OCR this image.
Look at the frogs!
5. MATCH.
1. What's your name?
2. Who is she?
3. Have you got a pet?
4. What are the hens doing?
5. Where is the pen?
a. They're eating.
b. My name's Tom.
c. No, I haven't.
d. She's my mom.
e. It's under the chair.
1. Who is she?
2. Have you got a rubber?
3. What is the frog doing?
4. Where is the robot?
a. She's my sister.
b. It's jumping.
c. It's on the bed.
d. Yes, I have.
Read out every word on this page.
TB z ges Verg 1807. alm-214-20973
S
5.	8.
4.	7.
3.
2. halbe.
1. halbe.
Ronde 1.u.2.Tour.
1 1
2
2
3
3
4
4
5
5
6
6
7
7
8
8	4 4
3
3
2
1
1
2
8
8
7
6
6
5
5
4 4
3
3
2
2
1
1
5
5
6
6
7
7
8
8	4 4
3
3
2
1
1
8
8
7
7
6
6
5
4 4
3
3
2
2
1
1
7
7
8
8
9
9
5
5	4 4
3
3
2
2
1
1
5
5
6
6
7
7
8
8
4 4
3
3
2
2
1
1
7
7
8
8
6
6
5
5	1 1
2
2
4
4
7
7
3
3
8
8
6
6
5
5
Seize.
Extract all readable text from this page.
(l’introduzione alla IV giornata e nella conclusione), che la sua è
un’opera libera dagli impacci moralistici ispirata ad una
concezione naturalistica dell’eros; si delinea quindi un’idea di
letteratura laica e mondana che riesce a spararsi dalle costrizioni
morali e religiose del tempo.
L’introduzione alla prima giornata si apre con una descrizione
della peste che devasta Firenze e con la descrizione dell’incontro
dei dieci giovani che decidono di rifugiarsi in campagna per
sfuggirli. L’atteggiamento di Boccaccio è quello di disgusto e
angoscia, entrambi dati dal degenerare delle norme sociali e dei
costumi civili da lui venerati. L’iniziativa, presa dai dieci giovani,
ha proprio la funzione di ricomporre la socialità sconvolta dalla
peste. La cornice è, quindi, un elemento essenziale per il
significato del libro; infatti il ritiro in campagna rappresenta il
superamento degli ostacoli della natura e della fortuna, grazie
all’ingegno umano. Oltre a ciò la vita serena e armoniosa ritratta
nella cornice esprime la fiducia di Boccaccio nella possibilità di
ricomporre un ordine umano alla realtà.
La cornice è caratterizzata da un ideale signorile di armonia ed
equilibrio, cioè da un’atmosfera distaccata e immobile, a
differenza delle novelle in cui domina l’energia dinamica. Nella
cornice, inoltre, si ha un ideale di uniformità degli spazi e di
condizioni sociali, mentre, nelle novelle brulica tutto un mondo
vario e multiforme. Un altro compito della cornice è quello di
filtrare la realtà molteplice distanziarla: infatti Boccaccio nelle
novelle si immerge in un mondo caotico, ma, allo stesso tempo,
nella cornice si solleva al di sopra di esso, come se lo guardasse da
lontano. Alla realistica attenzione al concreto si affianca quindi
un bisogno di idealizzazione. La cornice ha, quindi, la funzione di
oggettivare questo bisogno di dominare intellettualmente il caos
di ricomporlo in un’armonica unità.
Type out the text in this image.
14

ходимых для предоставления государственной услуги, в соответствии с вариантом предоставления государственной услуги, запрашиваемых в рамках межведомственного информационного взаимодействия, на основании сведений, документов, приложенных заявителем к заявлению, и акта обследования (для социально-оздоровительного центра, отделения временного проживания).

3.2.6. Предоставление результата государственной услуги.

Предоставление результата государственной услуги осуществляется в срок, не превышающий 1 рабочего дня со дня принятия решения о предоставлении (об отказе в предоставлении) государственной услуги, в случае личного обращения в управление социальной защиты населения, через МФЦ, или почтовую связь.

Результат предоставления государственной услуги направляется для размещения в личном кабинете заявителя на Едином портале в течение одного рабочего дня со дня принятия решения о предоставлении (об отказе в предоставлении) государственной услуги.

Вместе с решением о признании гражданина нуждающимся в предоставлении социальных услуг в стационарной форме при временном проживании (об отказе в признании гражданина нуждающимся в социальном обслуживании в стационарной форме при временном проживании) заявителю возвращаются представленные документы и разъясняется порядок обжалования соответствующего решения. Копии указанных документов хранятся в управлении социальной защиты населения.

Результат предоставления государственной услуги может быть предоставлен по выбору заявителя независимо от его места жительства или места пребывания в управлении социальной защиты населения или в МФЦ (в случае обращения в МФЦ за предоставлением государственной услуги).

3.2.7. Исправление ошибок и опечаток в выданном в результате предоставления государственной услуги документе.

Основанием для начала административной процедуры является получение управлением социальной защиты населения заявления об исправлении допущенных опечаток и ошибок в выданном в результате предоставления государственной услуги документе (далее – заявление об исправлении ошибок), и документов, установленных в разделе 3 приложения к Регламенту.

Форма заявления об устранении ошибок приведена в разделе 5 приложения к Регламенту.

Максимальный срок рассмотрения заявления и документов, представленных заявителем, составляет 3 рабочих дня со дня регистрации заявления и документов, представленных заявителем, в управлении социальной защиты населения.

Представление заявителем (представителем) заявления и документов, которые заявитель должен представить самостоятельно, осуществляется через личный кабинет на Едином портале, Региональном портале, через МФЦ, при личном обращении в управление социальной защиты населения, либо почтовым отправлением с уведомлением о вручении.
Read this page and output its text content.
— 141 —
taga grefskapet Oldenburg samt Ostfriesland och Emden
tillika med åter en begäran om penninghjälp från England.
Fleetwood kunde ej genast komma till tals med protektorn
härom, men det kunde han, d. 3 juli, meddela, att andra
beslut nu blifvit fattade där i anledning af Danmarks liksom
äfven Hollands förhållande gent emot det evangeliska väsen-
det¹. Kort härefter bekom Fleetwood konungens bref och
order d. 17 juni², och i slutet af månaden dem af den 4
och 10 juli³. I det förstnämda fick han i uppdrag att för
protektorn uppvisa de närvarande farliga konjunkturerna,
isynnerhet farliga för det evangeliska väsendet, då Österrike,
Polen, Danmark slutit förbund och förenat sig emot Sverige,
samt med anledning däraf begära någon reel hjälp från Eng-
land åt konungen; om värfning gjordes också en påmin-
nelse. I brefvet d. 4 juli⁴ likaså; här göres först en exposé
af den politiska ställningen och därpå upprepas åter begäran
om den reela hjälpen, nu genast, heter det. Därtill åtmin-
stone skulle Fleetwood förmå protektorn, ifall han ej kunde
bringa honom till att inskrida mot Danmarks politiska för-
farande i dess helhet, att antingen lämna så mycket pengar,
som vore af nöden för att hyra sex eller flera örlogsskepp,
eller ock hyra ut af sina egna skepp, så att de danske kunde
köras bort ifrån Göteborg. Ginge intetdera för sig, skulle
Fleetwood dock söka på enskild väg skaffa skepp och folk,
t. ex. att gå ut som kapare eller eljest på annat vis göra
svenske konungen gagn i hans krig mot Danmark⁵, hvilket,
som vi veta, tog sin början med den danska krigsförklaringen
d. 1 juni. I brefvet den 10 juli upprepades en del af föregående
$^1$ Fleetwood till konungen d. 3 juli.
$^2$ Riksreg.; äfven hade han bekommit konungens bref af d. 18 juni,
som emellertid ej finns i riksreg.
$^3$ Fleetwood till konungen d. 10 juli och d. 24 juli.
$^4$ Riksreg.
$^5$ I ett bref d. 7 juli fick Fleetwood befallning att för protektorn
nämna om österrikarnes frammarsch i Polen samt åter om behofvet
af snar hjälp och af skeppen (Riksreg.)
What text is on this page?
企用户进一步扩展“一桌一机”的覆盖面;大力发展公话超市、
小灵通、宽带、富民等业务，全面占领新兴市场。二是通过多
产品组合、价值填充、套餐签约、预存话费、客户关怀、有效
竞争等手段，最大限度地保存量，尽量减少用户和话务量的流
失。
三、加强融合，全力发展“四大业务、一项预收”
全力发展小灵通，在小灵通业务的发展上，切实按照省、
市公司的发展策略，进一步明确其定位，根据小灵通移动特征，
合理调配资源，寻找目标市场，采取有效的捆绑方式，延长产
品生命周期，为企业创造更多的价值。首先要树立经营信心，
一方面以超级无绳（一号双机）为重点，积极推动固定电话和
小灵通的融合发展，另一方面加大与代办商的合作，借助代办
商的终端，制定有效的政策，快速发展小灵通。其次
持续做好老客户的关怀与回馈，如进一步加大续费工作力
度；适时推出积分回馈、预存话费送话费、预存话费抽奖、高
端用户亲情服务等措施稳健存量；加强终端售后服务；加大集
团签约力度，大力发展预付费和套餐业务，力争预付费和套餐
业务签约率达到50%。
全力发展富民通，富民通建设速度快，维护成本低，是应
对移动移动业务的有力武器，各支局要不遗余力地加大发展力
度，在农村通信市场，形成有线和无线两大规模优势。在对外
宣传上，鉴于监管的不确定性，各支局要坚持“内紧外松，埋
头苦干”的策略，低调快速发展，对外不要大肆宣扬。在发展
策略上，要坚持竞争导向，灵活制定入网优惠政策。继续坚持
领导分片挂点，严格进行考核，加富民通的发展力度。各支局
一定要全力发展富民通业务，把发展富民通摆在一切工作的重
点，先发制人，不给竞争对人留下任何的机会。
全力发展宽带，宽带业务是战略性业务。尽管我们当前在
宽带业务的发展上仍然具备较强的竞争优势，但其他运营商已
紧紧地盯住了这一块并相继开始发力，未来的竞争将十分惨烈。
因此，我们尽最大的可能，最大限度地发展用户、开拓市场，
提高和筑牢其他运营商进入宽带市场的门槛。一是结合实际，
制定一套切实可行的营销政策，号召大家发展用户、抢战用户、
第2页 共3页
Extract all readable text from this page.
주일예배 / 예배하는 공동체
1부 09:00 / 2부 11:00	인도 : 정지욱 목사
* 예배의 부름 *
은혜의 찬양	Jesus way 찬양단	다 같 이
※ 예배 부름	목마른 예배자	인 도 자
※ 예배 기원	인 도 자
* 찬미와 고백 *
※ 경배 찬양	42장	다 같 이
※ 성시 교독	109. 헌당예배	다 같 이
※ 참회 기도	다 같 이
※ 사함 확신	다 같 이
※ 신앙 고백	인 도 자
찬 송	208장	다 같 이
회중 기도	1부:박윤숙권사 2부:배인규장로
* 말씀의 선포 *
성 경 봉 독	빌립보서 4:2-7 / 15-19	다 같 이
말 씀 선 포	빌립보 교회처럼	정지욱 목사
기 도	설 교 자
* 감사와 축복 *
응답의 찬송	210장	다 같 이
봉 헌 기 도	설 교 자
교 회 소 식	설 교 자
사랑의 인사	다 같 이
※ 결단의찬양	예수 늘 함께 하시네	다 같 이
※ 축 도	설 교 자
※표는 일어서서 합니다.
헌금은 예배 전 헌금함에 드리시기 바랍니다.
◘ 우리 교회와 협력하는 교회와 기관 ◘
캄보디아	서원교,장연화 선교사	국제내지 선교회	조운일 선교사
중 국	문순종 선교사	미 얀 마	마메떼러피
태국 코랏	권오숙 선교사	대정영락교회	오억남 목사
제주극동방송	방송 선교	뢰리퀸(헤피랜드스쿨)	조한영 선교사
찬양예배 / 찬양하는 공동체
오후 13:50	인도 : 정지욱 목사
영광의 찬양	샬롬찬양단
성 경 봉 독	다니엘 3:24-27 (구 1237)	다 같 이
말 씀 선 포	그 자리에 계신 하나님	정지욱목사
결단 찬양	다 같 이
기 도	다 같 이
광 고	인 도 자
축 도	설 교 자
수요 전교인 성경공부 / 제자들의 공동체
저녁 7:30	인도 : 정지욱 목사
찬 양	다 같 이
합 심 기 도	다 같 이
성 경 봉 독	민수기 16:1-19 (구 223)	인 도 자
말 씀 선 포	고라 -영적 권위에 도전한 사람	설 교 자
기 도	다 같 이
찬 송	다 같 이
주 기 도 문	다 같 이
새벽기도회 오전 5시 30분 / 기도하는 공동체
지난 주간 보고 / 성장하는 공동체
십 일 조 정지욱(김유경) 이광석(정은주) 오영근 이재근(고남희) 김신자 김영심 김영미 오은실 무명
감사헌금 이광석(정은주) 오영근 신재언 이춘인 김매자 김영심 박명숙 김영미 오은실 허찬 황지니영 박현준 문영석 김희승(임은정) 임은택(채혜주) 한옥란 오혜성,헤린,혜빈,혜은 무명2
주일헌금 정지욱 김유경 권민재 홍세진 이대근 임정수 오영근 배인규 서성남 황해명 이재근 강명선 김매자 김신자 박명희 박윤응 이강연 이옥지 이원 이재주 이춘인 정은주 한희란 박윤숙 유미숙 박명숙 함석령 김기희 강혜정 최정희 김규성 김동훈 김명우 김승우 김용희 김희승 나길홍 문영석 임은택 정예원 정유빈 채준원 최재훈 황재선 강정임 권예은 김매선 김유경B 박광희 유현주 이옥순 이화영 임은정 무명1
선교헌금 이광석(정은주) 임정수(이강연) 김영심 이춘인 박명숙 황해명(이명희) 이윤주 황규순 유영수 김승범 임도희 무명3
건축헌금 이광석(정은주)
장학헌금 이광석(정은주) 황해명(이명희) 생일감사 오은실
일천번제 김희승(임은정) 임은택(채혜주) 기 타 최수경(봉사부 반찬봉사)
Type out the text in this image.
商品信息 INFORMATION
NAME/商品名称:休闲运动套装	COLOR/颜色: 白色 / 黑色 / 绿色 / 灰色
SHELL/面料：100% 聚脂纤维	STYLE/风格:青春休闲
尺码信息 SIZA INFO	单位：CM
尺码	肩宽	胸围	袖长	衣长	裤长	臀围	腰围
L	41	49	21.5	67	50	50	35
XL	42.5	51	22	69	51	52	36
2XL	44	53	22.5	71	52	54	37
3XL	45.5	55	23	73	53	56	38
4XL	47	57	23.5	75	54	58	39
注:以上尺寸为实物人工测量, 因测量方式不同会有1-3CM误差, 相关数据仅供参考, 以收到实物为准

· · · ·

Your answer should be a single number: how many lines of the material contain the word "осуществляется".

**The output**
2